++++ Records provided ++++
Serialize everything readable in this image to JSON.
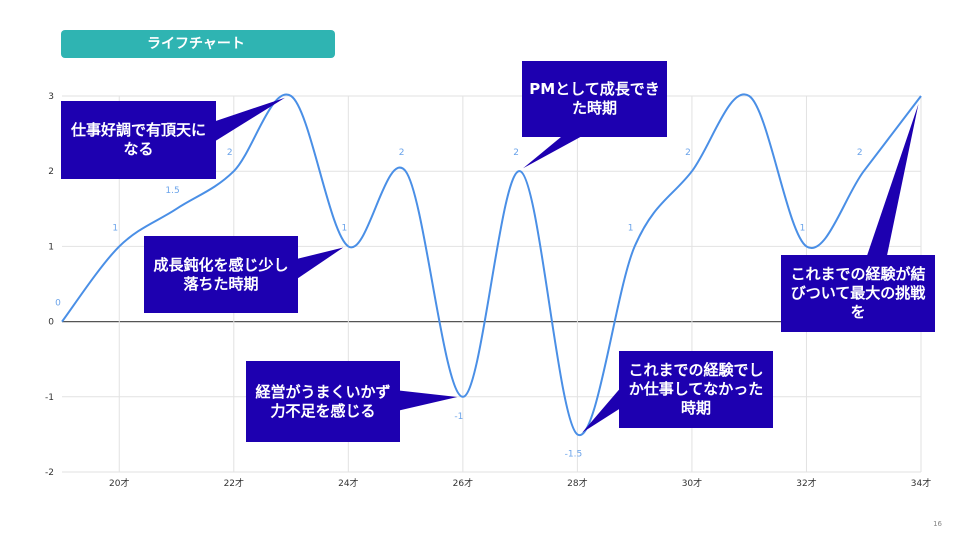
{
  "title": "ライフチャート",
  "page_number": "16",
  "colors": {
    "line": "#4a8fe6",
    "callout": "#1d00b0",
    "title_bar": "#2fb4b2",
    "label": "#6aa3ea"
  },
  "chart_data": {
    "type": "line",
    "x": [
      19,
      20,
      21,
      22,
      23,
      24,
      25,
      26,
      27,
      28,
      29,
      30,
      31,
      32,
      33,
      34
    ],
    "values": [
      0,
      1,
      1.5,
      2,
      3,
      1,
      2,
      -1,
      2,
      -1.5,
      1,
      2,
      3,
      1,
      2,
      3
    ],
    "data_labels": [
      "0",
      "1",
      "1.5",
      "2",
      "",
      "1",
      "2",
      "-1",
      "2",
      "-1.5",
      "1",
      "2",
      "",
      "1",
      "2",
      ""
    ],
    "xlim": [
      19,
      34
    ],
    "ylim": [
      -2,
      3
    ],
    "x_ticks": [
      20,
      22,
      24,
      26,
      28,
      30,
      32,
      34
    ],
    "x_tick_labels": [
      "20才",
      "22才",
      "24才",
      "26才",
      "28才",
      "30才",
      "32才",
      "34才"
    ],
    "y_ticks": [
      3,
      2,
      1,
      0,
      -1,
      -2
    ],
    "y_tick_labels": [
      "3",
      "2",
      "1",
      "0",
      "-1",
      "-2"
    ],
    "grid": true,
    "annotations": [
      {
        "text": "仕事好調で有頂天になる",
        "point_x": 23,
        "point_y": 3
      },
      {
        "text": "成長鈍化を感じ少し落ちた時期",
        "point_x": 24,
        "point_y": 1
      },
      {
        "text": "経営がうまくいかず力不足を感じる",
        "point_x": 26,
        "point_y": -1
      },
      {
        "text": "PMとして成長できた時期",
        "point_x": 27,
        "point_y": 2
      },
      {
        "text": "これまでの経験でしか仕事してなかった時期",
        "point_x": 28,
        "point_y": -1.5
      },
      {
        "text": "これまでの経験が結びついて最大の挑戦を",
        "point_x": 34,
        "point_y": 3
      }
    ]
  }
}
++++
Given task:
Above are the records; reproduce them exactly and leave out the pictures.

Problem solution:
Serialize everything readable in this image to JSON.
{
  "title": "ライフチャート",
  "page_number": "16",
  "colors": {
    "line": "#4a8fe6",
    "callout": "#1d00b0",
    "title_bar": "#2fb4b2",
    "label": "#6aa3ea"
  },
  "chart_data": {
    "type": "line",
    "x": [
      19,
      20,
      21,
      22,
      23,
      24,
      25,
      26,
      27,
      28,
      29,
      30,
      31,
      32,
      33,
      34
    ],
    "values": [
      0,
      1,
      1.5,
      2,
      3,
      1,
      2,
      -1,
      2,
      -1.5,
      1,
      2,
      3,
      1,
      2,
      3
    ],
    "data_labels": [
      "0",
      "1",
      "1.5",
      "2",
      "",
      "1",
      "2",
      "-1",
      "2",
      "-1.5",
      "1",
      "2",
      "",
      "1",
      "2",
      ""
    ],
    "xlim": [
      19,
      34
    ],
    "ylim": [
      -2,
      3
    ],
    "x_ticks": [
      20,
      22,
      24,
      26,
      28,
      30,
      32,
      34
    ],
    "x_tick_labels": [
      "20才",
      "22才",
      "24才",
      "26才",
      "28才",
      "30才",
      "32才",
      "34才"
    ],
    "y_ticks": [
      3,
      2,
      1,
      0,
      -1,
      -2
    ],
    "y_tick_labels": [
      "3",
      "2",
      "1",
      "0",
      "-1",
      "-2"
    ],
    "grid": true,
    "annotations": [
      {
        "text": "仕事好調で有頂天になる",
        "point_x": 23,
        "point_y": 3
      },
      {
        "text": "成長鈍化を感じ少し落ちた時期",
        "point_x": 24,
        "point_y": 1
      },
      {
        "text": "経営がうまくいかず力不足を感じる",
        "point_x": 26,
        "point_y": -1
      },
      {
        "text": "PMとして成長できた時期",
        "point_x": 27,
        "point_y": 2
      },
      {
        "text": "これまでの経験でしか仕事してなかった時期",
        "point_x": 28,
        "point_y": -1.5
      },
      {
        "text": "これまでの経験が結びついて最大の挑戦を",
        "point_x": 34,
        "point_y": 3
      }
    ]
  }
}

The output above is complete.